--- start of Task data ---

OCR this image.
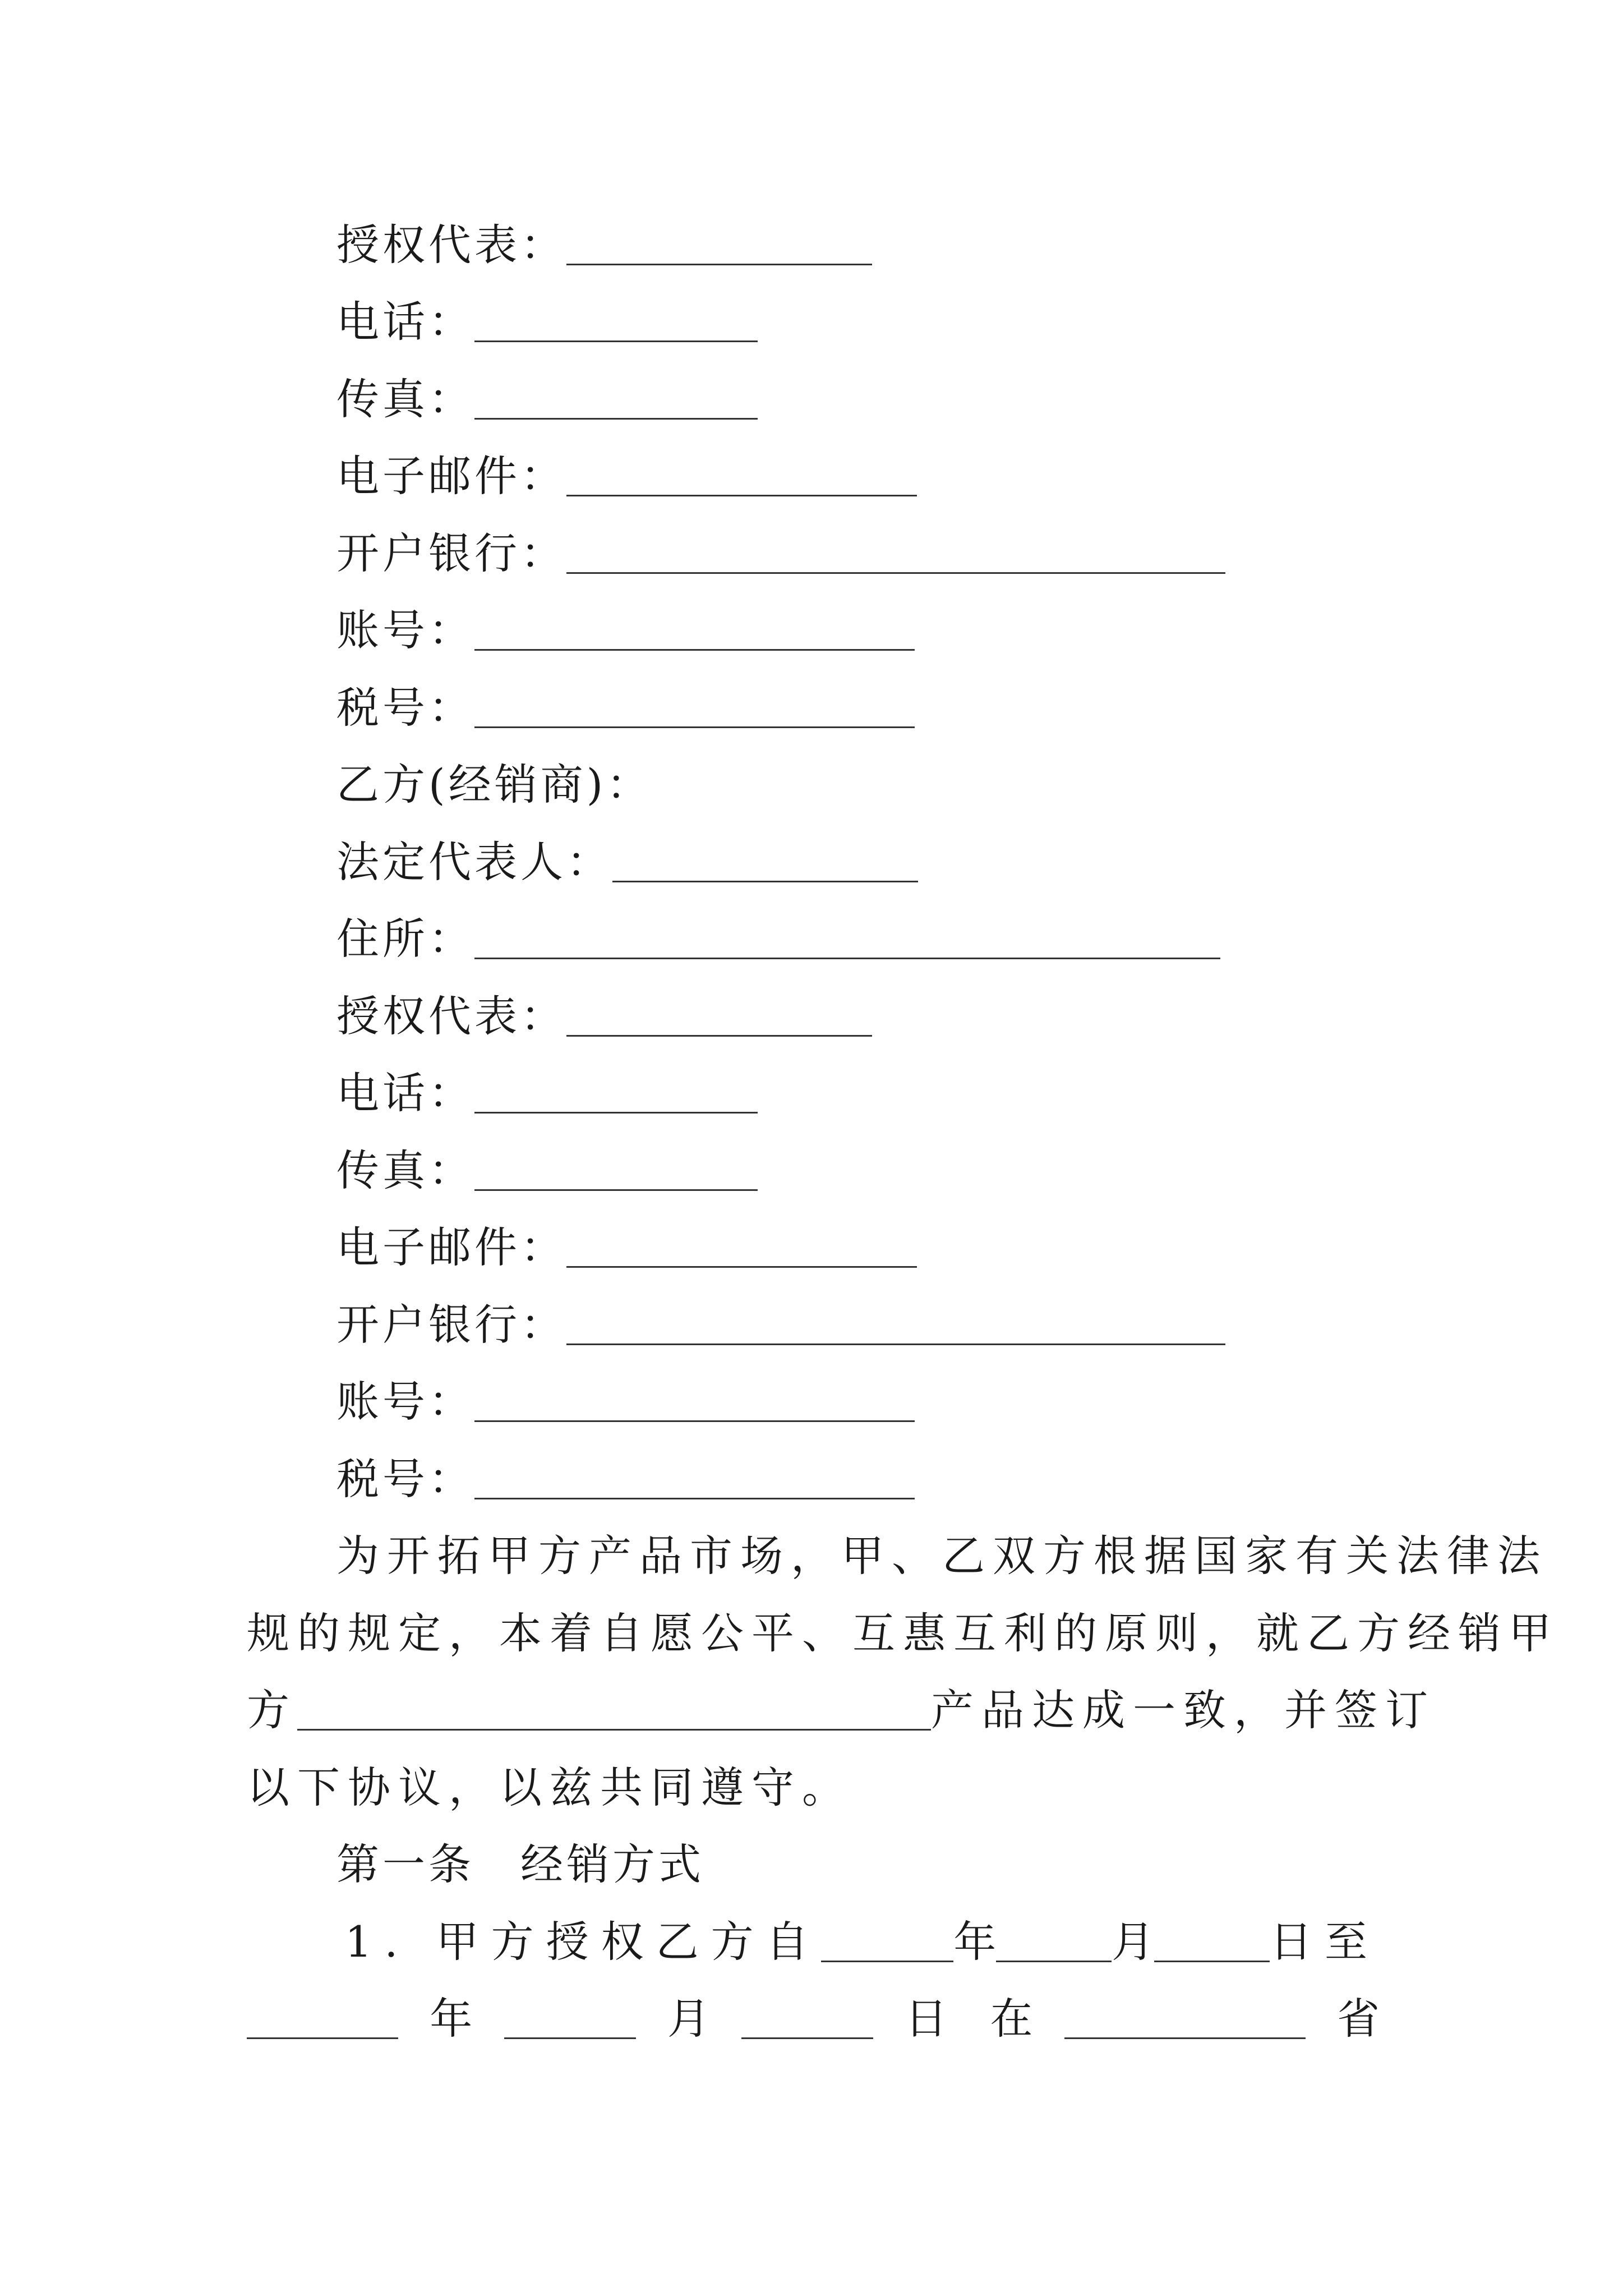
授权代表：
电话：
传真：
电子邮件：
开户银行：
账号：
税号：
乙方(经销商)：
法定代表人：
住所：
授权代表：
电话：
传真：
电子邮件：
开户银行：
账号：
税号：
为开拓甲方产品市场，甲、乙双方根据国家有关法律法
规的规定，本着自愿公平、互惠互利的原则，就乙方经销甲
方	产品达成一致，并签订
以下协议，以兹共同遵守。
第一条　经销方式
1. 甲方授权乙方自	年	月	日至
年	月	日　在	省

--- end of Task data ---
--- start of Task data ---

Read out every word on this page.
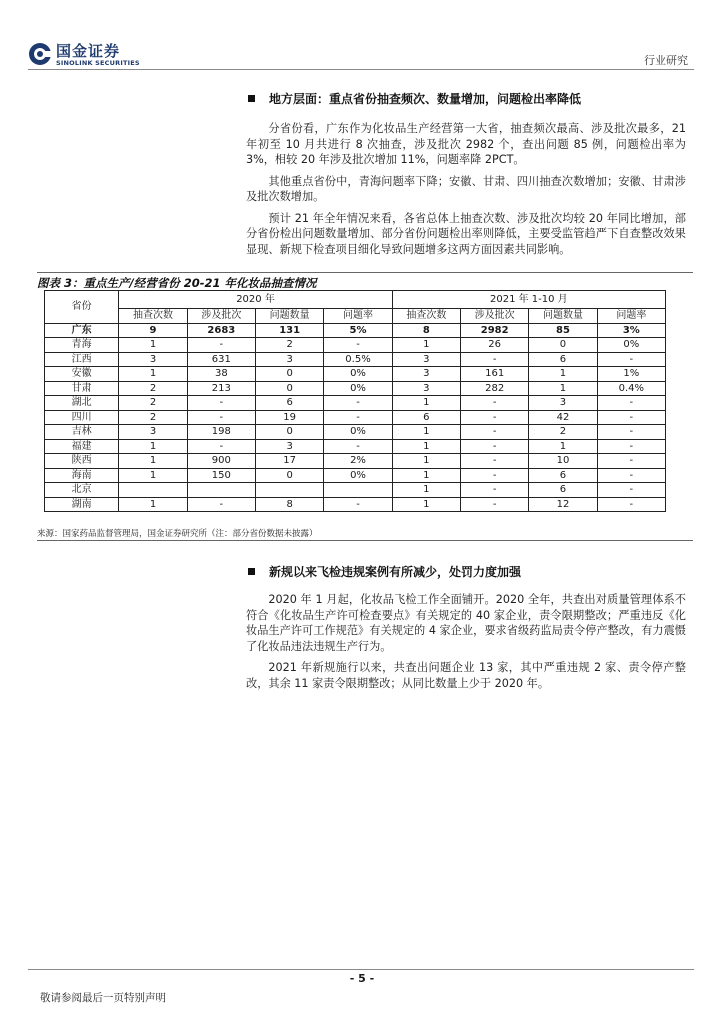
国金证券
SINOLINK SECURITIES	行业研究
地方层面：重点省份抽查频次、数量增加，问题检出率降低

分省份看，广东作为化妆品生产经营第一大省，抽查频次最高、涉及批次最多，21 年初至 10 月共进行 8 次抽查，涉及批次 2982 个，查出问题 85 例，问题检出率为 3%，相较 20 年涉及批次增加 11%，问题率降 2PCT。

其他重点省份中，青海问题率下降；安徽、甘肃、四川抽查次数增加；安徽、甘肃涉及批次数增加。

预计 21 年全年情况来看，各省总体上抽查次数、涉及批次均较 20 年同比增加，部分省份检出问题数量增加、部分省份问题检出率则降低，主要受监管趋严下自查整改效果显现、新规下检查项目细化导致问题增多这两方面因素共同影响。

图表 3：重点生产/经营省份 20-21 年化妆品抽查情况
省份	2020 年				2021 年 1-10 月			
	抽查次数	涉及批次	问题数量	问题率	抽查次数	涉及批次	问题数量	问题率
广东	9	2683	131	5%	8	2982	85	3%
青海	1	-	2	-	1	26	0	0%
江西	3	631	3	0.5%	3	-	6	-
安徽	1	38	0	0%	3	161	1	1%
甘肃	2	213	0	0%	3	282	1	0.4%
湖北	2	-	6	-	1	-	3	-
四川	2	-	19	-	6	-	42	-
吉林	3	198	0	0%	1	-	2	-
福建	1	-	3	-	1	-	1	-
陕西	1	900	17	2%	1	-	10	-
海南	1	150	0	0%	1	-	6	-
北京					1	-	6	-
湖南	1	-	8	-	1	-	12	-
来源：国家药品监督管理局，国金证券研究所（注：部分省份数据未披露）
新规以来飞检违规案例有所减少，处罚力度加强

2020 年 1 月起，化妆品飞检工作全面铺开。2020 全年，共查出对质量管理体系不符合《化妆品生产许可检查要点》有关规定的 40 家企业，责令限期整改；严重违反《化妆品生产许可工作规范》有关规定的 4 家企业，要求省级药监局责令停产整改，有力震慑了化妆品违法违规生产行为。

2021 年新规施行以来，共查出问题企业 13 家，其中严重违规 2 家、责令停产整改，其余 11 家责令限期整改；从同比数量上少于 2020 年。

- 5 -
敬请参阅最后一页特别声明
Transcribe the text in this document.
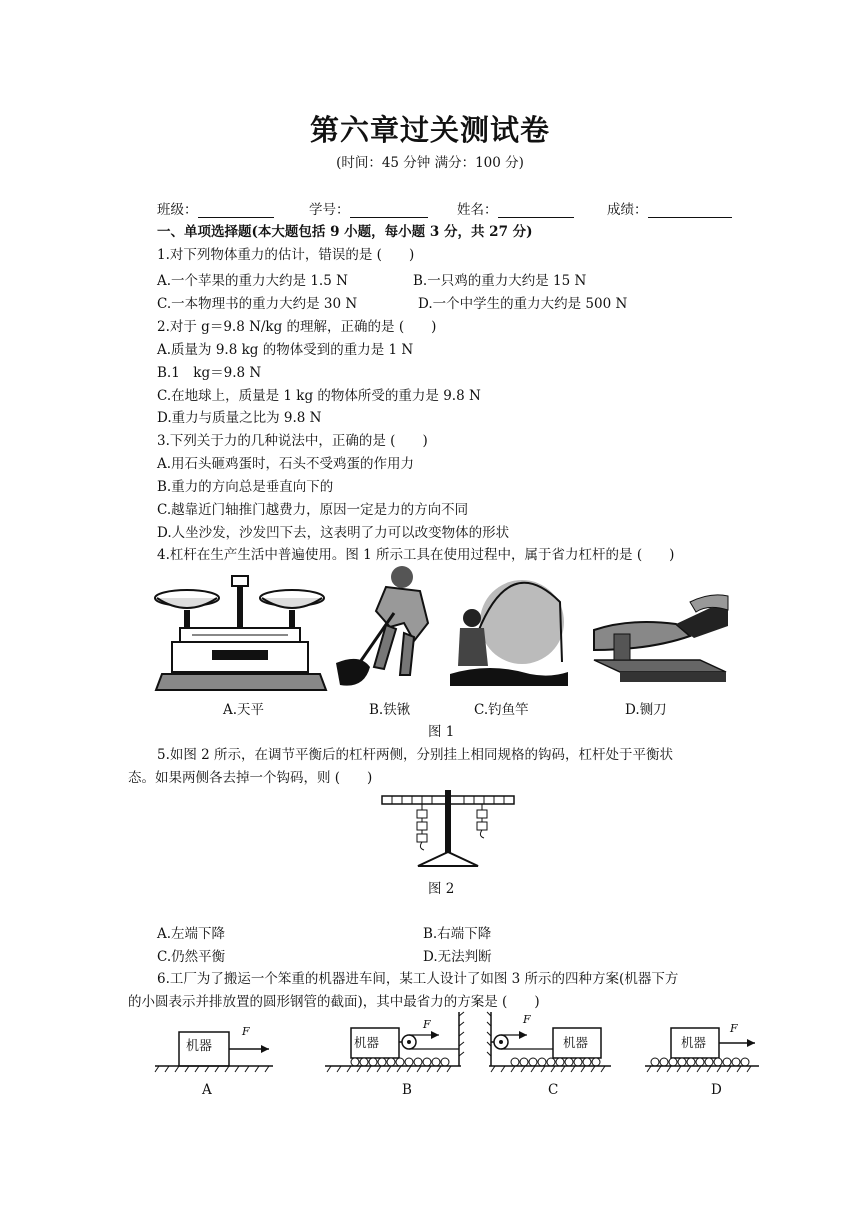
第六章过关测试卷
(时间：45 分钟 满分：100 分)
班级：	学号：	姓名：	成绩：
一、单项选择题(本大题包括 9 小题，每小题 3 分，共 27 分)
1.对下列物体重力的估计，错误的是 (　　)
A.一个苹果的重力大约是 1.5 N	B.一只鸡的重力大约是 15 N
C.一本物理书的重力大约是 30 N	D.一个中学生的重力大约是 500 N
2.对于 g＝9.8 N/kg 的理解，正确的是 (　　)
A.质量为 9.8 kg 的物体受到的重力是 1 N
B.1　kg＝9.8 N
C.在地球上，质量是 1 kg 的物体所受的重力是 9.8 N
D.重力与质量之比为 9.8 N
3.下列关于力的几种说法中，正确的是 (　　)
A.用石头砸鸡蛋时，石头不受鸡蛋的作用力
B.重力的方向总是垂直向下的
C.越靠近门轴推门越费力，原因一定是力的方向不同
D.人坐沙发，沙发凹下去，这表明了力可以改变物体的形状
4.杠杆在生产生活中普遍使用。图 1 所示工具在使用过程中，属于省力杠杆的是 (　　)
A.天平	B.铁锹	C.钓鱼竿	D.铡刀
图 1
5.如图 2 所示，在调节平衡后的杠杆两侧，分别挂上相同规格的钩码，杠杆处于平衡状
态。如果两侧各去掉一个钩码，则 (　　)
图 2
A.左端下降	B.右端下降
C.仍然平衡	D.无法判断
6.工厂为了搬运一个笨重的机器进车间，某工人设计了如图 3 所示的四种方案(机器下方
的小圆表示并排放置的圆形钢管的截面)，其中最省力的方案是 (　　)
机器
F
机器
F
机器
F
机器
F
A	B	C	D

--- end of Task data ---
--- start of Task data ---

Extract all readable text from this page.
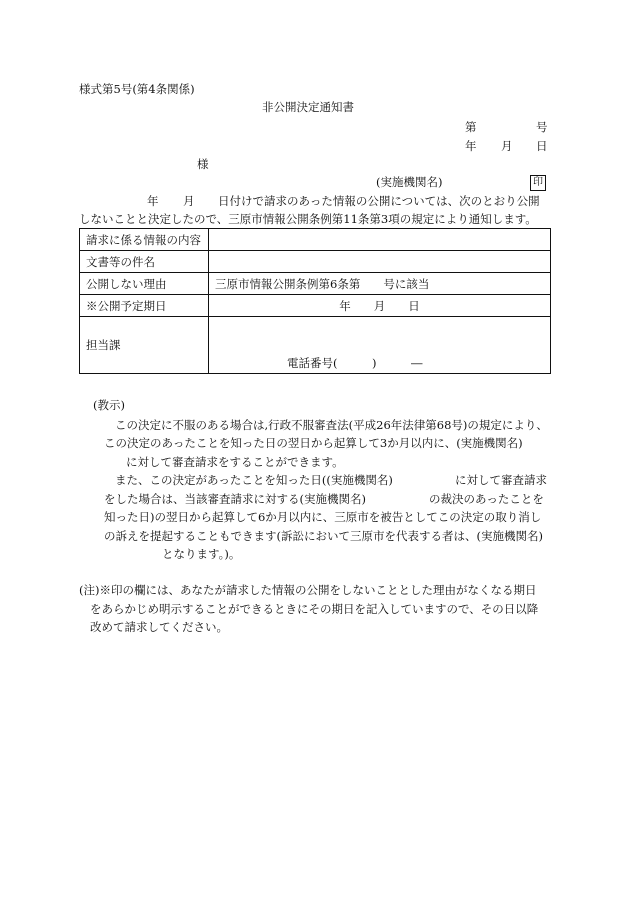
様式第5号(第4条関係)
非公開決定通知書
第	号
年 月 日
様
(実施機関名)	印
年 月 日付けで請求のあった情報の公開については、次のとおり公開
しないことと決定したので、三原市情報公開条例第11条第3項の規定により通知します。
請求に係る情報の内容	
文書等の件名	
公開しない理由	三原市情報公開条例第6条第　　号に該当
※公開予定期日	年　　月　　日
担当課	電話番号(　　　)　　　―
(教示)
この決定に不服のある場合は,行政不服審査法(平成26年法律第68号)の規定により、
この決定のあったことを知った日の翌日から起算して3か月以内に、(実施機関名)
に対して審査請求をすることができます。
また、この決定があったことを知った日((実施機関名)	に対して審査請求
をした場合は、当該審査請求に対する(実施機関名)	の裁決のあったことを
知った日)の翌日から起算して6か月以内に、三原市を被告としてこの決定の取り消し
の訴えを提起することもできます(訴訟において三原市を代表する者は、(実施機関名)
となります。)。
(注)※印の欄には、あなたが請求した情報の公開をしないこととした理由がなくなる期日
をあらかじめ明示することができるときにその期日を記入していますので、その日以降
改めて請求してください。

--- end of Task data ---

Prompt
Copy out all lines where the word "実施機関名" appears.

Problem solution
(実施機関名)	印
この決定のあったことを知った日の翌日から起算して3か月以内に、(実施機関名)
また、この決定があったことを知った日((実施機関名)	に対して審査請求
をした場合は、当該審査請求に対する(実施機関名)	の裁決のあったことを
の訴えを提起することもできます(訴訟において三原市を代表する者は、(実施機関名)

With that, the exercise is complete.